### Records for the exercise
* START *

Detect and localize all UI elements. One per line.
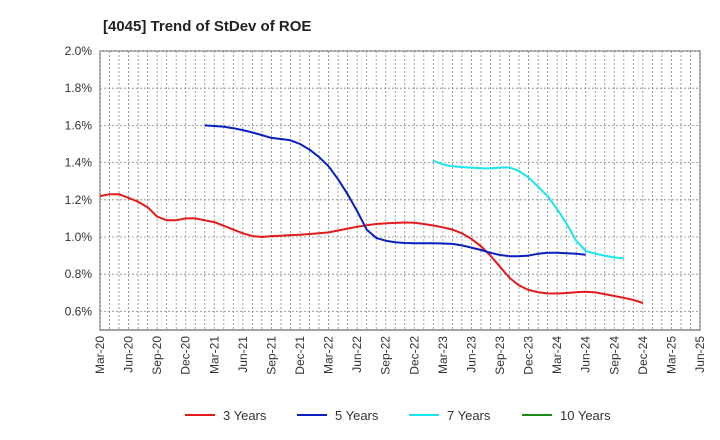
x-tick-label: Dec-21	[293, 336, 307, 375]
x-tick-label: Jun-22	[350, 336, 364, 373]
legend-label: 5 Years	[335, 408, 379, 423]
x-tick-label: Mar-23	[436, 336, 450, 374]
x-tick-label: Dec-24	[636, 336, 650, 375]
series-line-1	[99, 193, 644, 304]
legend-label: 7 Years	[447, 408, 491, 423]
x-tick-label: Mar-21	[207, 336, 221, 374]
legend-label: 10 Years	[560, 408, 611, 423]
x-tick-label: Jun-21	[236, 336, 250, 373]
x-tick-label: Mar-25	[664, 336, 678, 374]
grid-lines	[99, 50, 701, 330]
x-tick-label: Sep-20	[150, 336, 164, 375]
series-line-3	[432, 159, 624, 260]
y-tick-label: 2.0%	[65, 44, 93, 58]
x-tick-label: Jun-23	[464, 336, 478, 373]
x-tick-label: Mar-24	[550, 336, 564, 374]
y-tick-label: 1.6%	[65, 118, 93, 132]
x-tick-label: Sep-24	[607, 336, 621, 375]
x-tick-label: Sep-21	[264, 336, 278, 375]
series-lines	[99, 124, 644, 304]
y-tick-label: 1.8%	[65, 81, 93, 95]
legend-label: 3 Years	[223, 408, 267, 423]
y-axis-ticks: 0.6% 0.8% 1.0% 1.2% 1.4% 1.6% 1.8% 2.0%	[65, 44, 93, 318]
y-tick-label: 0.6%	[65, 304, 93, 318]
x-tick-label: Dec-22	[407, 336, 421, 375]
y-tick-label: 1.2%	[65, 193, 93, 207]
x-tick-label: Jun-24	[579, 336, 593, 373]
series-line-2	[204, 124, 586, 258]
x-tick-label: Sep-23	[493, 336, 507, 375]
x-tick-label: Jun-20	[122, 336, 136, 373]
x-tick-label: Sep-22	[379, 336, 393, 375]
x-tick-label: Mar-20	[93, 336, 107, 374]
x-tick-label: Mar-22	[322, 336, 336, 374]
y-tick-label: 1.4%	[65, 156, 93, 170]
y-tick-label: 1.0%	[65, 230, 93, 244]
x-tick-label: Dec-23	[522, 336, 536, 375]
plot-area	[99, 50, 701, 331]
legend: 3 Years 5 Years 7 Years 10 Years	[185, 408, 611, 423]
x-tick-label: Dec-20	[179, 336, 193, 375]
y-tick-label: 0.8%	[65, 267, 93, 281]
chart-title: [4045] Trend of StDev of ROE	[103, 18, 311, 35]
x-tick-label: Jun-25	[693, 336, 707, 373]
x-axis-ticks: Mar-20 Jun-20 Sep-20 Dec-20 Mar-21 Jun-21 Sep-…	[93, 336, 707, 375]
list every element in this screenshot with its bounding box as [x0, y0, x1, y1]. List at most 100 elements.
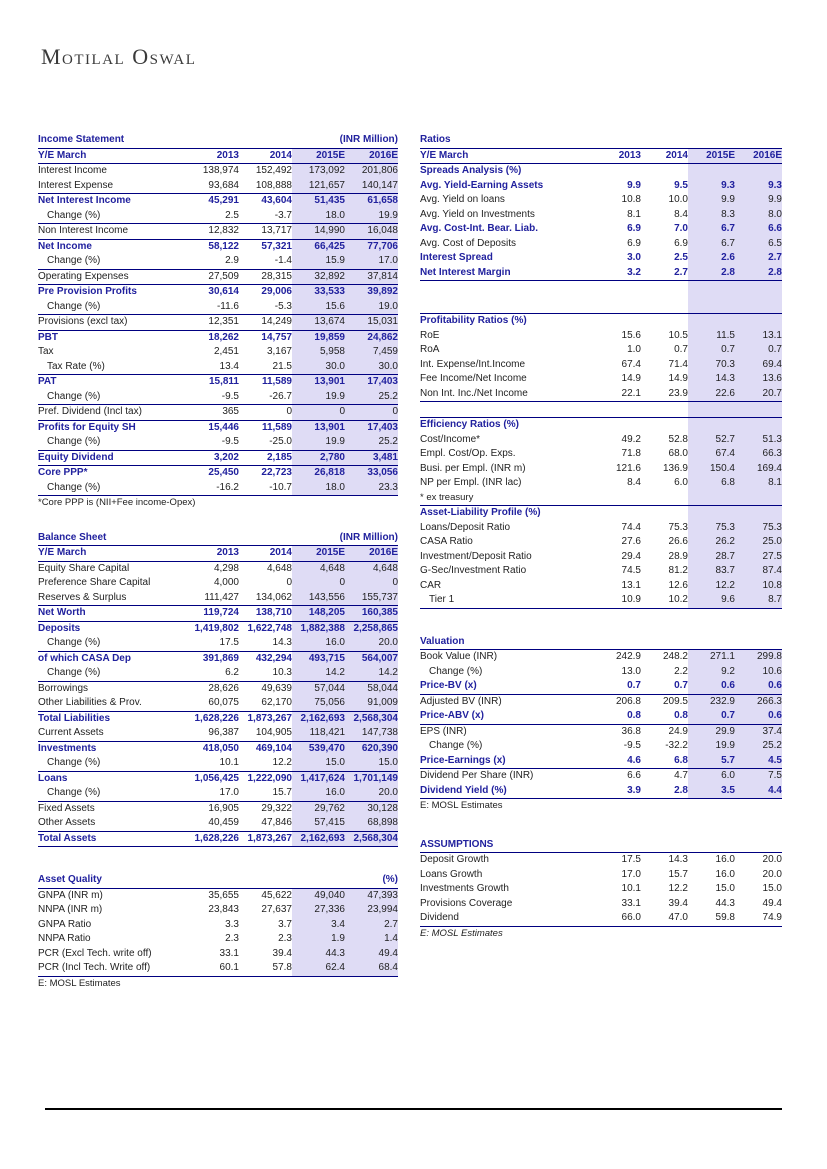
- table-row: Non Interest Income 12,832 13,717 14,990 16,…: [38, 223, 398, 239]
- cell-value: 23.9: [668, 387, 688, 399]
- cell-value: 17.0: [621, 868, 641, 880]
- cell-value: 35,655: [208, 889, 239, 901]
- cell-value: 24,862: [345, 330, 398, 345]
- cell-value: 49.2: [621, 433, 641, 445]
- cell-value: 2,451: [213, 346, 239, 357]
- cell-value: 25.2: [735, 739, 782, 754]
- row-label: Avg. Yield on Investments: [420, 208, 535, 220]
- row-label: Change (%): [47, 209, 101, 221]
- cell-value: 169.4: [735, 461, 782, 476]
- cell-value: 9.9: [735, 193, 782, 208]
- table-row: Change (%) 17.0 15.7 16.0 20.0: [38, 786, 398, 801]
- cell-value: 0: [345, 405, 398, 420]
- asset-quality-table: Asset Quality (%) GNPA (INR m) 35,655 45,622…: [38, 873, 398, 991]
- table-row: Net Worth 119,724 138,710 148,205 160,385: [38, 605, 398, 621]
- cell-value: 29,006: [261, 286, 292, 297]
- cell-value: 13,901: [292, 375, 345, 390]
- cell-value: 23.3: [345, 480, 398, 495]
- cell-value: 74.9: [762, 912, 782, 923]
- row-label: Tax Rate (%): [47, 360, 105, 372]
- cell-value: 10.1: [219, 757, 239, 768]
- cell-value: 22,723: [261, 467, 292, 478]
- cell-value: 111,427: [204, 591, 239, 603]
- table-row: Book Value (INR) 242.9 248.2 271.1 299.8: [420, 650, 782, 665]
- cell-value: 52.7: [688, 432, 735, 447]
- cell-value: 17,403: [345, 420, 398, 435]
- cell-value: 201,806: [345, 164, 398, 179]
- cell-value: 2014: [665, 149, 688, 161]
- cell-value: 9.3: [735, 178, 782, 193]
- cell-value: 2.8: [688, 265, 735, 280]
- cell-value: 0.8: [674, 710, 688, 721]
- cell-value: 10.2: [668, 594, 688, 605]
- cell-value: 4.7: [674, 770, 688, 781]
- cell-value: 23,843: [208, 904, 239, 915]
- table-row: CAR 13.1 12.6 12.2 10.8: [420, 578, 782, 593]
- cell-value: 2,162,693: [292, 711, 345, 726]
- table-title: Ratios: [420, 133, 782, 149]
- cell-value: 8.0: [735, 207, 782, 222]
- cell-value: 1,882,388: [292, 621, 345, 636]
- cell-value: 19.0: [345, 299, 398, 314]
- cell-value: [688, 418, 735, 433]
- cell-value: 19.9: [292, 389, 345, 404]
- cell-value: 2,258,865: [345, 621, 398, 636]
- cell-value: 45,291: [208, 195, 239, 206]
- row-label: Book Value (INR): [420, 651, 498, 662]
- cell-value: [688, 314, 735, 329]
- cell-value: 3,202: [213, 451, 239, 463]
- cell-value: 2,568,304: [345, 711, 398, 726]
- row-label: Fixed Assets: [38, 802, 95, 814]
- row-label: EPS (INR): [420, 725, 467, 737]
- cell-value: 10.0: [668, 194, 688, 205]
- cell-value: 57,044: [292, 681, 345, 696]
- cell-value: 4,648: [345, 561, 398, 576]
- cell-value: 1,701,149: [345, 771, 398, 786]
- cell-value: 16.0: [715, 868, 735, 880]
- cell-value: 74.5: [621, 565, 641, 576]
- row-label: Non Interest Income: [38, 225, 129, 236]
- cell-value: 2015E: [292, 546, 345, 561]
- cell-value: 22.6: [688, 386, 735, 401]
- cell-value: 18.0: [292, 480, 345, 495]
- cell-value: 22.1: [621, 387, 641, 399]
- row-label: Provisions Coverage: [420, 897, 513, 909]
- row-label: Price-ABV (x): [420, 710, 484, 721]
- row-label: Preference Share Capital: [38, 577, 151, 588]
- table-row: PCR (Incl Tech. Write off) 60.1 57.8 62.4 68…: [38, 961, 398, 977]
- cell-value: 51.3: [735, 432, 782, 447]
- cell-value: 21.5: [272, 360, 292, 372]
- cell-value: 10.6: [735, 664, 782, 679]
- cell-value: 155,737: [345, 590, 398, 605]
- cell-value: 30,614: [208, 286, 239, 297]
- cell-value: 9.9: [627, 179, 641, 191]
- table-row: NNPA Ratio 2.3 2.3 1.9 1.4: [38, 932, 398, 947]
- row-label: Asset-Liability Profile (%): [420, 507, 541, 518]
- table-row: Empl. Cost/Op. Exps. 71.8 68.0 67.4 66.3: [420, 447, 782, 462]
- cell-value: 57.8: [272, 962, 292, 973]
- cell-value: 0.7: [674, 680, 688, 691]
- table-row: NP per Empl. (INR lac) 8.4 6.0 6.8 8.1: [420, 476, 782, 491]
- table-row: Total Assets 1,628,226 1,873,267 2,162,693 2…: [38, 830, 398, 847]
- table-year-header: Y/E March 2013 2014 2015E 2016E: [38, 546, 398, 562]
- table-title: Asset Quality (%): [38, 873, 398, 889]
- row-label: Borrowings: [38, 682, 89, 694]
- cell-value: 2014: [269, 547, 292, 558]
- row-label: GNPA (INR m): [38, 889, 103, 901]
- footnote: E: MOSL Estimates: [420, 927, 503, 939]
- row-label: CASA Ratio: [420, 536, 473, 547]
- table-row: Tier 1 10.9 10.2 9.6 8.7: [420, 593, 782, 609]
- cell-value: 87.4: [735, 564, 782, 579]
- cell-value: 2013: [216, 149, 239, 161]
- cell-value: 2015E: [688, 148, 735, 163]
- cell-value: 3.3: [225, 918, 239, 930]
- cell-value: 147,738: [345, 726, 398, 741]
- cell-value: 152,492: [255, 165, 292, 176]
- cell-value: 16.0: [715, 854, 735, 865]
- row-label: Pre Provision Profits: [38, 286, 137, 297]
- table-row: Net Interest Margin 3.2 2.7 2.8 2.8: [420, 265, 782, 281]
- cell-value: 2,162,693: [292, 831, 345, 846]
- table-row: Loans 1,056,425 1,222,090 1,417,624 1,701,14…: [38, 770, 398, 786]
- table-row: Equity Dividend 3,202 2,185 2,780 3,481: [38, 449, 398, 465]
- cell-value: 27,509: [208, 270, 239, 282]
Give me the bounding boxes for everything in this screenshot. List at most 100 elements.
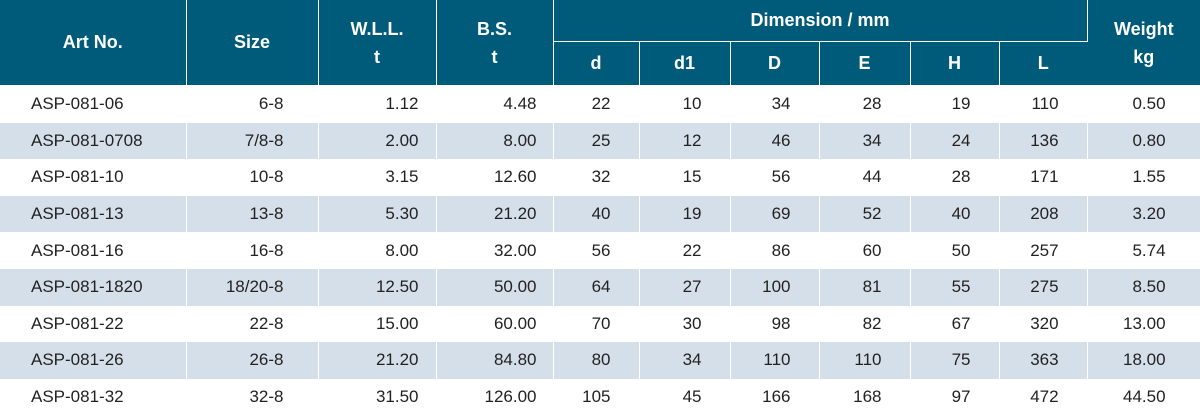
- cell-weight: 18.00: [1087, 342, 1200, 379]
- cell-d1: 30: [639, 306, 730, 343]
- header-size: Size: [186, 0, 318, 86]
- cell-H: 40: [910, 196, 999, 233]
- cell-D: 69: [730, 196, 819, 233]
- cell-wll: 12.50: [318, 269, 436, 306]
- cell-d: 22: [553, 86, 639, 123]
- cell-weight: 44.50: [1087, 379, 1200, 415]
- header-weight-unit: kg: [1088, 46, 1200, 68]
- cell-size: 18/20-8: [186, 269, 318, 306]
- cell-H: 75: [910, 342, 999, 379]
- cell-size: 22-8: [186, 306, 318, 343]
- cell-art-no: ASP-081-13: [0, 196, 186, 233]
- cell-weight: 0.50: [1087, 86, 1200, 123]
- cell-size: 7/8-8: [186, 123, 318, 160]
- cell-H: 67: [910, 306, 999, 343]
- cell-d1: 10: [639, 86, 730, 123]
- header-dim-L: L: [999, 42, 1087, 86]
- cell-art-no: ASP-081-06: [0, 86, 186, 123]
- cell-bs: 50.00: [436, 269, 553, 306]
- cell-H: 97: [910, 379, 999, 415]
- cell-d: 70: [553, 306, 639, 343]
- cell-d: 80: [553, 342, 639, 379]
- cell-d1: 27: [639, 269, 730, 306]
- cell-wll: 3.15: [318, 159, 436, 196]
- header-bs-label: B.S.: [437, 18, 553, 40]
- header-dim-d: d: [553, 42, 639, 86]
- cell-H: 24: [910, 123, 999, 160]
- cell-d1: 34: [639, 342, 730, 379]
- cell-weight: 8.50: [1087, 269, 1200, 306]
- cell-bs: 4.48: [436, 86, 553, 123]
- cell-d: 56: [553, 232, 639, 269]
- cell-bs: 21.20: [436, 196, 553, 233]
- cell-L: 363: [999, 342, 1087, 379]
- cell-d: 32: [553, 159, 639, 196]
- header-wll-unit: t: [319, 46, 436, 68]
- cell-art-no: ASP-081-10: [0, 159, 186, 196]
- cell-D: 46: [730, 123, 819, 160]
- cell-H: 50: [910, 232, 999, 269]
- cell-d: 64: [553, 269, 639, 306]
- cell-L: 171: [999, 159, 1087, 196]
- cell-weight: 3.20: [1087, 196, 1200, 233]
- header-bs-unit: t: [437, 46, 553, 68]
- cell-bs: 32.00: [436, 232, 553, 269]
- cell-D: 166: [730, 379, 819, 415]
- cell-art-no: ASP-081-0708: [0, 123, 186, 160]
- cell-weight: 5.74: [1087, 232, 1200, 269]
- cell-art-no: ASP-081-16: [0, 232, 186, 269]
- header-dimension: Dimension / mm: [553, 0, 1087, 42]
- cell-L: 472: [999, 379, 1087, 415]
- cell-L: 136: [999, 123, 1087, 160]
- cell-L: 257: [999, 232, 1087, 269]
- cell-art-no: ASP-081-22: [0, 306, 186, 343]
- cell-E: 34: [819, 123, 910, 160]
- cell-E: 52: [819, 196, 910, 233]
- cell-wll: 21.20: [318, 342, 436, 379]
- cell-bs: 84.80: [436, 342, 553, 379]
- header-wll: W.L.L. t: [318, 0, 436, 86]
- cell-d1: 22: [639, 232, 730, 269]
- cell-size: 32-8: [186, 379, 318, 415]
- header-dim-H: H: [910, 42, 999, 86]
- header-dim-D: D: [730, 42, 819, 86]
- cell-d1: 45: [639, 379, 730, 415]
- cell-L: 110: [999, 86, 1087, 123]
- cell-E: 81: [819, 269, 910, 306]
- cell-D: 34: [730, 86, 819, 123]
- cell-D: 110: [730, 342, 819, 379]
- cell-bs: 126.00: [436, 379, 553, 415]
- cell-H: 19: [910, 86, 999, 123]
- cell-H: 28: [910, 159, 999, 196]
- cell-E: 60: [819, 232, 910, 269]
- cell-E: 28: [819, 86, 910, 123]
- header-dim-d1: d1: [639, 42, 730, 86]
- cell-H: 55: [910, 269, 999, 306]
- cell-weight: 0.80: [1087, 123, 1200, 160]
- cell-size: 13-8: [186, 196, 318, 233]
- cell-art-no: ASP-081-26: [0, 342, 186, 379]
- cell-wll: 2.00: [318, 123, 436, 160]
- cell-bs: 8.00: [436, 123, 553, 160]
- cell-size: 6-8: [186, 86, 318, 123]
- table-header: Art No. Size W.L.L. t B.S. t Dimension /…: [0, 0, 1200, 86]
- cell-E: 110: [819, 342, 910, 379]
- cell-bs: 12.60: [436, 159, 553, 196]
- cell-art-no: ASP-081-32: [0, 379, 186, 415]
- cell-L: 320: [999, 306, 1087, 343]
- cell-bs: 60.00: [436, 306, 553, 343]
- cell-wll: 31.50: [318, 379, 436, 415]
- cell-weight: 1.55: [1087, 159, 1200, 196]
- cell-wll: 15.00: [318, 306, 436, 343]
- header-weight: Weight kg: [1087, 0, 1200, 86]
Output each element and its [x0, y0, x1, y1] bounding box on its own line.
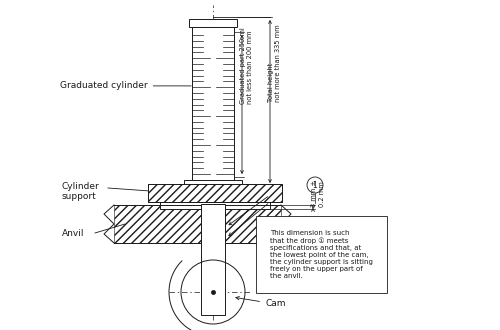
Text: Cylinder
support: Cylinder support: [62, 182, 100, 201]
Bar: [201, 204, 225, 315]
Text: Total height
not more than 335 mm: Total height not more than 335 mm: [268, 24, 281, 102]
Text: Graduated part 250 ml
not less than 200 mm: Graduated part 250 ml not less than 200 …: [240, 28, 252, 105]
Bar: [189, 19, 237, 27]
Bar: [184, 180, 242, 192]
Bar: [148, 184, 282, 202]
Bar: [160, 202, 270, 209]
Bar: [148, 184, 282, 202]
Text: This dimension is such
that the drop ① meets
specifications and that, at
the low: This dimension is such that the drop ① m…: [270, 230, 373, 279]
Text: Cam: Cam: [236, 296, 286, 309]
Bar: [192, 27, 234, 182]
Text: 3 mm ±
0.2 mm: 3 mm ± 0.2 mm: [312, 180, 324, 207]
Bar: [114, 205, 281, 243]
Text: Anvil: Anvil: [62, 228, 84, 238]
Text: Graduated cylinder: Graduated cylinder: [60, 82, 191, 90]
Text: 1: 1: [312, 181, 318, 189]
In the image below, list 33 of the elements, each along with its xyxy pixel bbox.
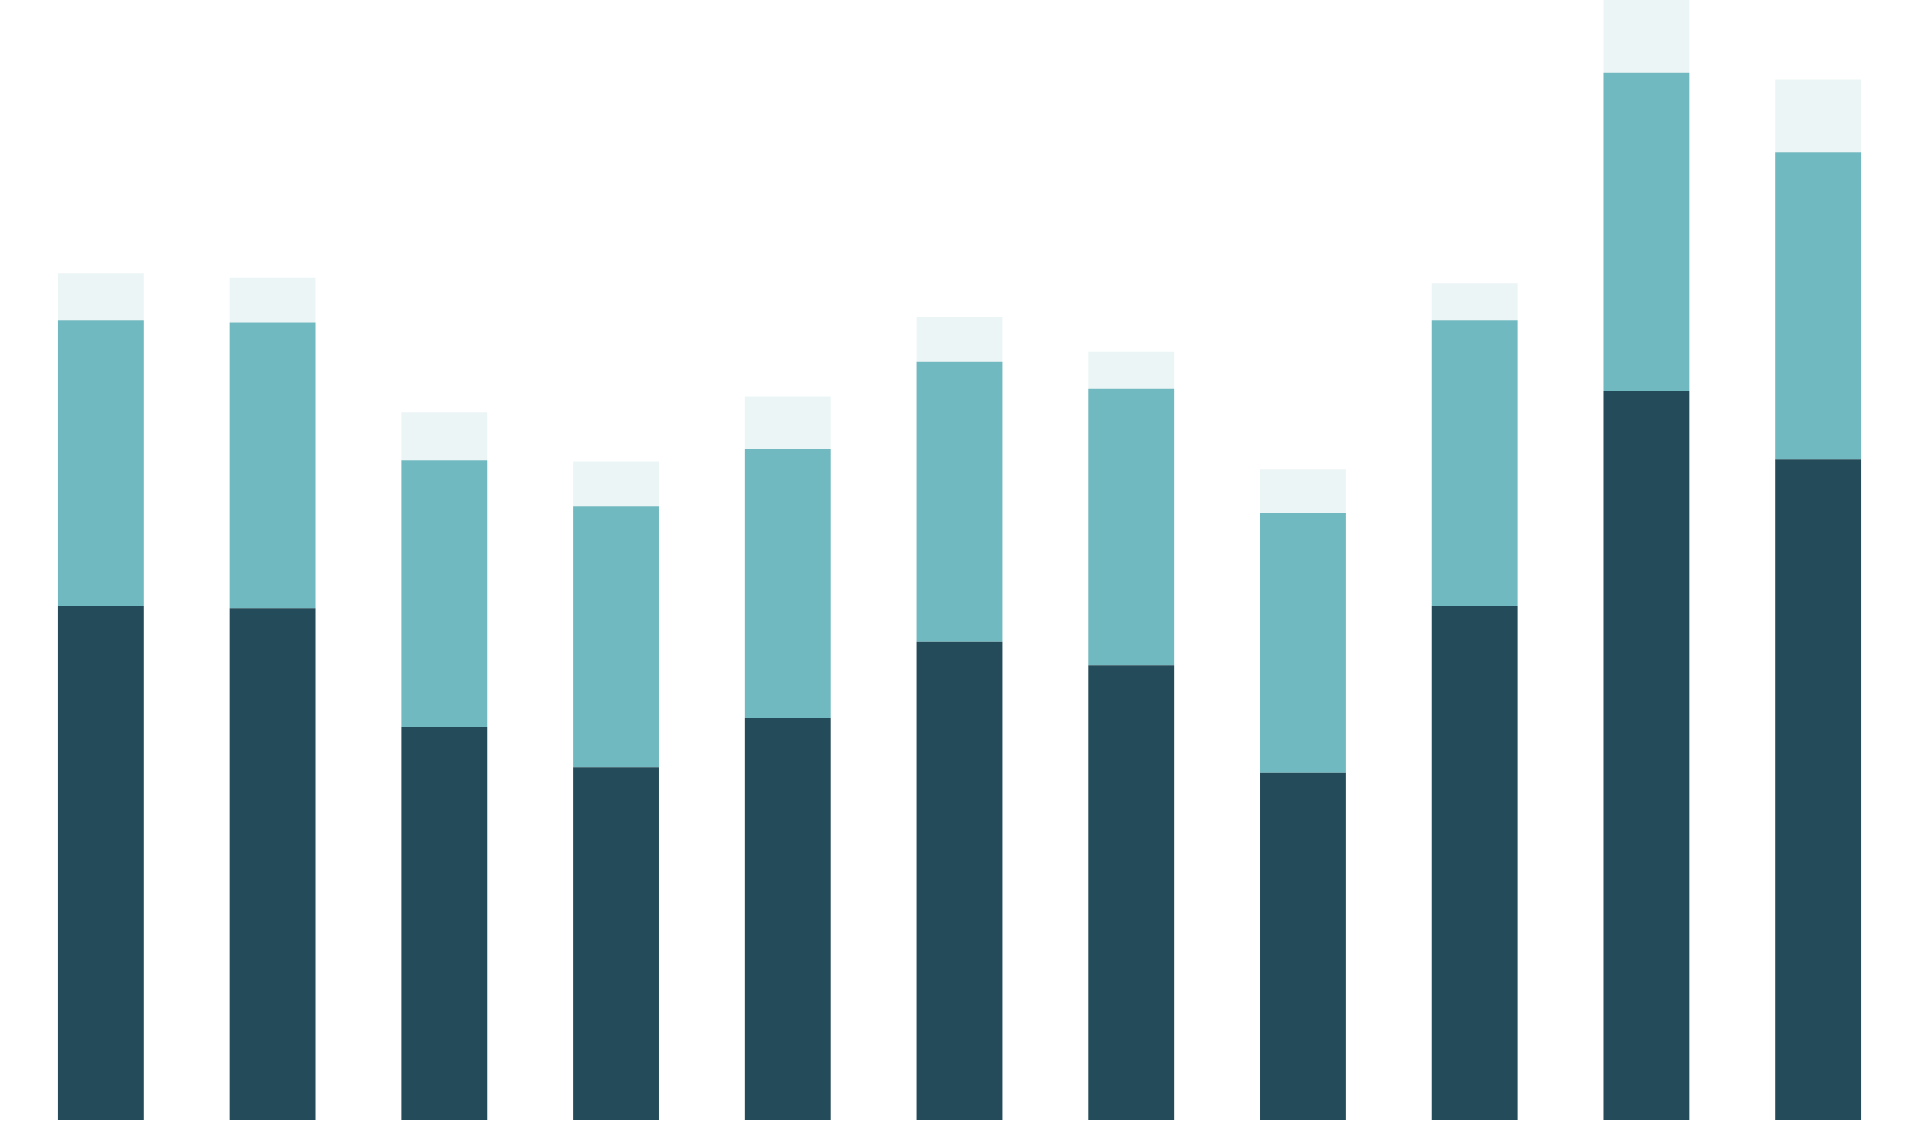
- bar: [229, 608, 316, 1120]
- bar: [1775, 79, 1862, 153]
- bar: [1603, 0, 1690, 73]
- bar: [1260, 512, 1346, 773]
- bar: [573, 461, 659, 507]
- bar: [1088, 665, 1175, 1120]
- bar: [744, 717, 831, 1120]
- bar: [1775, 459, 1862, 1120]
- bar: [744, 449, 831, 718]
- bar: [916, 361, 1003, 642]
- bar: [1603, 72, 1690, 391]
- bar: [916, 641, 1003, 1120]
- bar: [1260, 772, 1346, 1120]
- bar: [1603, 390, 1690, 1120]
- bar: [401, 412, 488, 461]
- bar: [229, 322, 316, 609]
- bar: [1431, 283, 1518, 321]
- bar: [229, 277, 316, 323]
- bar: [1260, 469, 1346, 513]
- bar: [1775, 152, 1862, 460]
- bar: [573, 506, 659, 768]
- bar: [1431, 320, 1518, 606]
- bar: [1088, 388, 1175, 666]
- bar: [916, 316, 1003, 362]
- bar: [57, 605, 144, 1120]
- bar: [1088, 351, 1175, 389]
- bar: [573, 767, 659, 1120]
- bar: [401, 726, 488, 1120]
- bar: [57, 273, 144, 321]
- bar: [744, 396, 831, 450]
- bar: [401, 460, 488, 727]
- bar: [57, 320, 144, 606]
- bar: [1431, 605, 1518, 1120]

* END *

### What needs to be done
Pull out every line of the data above that contains the word "legend".

### In response
legend-label: 5 Years	[335, 408, 379, 423]
legend-label: 7 Years	[447, 408, 491, 423]
legend-label: 10 Years	[560, 408, 611, 423]
legend-label: 3 Years	[223, 408, 267, 423]
legend: 3 Years 5 Years 7 Years 10 Years	[185, 408, 611, 423]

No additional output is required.